DIRECTIVE: Count, in the entries, the lines with "returns". Answer with the number only.

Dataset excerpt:
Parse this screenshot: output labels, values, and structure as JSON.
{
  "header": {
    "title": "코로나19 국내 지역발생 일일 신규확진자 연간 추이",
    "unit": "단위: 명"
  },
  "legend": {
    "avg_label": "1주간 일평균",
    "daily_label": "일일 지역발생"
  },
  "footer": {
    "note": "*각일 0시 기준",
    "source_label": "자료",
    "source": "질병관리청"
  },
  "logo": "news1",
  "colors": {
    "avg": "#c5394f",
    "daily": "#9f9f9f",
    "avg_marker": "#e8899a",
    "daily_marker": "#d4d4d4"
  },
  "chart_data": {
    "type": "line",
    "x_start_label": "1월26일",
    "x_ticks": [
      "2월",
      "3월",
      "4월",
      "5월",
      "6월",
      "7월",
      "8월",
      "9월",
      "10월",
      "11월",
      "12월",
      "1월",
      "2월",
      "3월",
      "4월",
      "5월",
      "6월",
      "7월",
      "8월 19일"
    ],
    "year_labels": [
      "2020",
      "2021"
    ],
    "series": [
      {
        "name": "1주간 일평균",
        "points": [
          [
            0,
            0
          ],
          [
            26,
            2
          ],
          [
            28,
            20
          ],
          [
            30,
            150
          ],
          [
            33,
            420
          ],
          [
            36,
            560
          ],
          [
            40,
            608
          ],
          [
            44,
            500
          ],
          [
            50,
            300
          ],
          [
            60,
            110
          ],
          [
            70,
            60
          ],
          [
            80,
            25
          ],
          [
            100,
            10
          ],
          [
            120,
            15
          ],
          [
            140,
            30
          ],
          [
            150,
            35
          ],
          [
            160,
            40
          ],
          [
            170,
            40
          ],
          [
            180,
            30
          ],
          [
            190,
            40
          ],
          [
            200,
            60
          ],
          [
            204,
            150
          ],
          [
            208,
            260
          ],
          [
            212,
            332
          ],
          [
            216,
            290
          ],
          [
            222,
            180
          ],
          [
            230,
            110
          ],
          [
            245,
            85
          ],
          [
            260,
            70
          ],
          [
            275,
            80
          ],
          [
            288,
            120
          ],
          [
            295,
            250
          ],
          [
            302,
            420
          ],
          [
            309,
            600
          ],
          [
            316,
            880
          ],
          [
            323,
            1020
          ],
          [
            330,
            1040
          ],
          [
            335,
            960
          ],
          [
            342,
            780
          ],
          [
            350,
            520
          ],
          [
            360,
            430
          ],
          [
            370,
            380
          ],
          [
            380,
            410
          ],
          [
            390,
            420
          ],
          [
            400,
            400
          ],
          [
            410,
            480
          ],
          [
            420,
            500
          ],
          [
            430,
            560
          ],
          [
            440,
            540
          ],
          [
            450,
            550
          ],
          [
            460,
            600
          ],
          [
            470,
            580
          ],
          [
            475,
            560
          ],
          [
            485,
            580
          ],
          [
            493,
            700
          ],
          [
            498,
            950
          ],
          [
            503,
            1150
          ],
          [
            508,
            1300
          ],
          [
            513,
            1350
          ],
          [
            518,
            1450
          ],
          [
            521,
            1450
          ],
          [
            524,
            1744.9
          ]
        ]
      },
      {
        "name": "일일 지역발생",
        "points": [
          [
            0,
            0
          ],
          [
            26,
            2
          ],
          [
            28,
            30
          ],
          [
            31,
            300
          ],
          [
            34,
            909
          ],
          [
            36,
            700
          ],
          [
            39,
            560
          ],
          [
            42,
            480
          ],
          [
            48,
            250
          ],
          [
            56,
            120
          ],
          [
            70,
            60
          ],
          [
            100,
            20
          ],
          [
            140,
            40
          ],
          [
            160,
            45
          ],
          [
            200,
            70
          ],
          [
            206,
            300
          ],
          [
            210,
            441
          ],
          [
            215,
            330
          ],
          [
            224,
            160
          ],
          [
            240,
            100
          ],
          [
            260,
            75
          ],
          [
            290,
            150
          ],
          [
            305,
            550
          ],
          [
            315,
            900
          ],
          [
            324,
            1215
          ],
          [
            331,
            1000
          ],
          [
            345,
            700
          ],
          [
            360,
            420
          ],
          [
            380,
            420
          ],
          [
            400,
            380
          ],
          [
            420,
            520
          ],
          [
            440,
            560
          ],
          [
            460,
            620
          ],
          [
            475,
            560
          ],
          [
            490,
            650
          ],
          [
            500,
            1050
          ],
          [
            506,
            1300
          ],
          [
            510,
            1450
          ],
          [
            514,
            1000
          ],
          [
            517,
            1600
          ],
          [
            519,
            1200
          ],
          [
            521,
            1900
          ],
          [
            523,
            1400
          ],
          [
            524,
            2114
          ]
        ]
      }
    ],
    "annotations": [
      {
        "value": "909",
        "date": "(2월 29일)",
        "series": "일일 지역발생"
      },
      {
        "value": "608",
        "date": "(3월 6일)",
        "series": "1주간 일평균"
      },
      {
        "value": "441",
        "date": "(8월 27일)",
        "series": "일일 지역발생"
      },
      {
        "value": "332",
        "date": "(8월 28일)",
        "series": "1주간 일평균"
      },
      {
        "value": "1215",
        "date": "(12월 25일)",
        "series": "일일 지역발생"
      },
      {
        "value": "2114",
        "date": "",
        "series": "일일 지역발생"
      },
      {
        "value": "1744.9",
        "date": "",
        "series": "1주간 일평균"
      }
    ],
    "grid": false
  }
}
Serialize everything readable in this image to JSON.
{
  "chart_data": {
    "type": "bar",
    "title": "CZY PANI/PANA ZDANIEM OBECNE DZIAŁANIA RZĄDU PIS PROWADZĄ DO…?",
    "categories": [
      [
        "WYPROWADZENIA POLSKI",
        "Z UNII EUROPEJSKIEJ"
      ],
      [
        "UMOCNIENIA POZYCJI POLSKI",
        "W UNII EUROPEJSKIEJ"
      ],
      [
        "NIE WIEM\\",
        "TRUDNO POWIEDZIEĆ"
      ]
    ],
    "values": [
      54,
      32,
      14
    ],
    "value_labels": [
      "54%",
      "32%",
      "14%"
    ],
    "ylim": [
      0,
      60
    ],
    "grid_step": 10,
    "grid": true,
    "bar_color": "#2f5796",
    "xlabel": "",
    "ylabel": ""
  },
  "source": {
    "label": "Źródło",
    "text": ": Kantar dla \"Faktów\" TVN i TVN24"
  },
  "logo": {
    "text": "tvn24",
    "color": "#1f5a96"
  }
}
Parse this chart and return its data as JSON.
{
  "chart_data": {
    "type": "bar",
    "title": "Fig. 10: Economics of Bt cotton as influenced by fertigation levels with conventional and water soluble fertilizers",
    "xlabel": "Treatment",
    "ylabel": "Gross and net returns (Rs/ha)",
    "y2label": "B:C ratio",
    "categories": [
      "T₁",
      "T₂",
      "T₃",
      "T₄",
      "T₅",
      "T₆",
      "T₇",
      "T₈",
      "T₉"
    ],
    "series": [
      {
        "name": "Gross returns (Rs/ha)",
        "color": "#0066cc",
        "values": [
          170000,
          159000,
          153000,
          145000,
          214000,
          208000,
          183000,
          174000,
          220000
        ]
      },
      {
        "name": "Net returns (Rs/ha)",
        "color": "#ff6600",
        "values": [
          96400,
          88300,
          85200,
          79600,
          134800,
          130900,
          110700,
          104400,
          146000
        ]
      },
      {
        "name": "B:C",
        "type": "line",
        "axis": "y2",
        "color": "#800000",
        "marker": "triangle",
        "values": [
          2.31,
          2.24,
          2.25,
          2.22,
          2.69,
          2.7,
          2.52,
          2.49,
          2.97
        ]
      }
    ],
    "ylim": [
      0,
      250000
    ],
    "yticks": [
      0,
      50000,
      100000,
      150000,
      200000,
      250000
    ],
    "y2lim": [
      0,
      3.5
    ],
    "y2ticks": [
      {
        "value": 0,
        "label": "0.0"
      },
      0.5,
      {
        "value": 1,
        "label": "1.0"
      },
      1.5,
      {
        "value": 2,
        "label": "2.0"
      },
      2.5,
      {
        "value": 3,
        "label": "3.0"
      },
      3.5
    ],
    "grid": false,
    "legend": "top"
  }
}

COMPLETED TASK: 3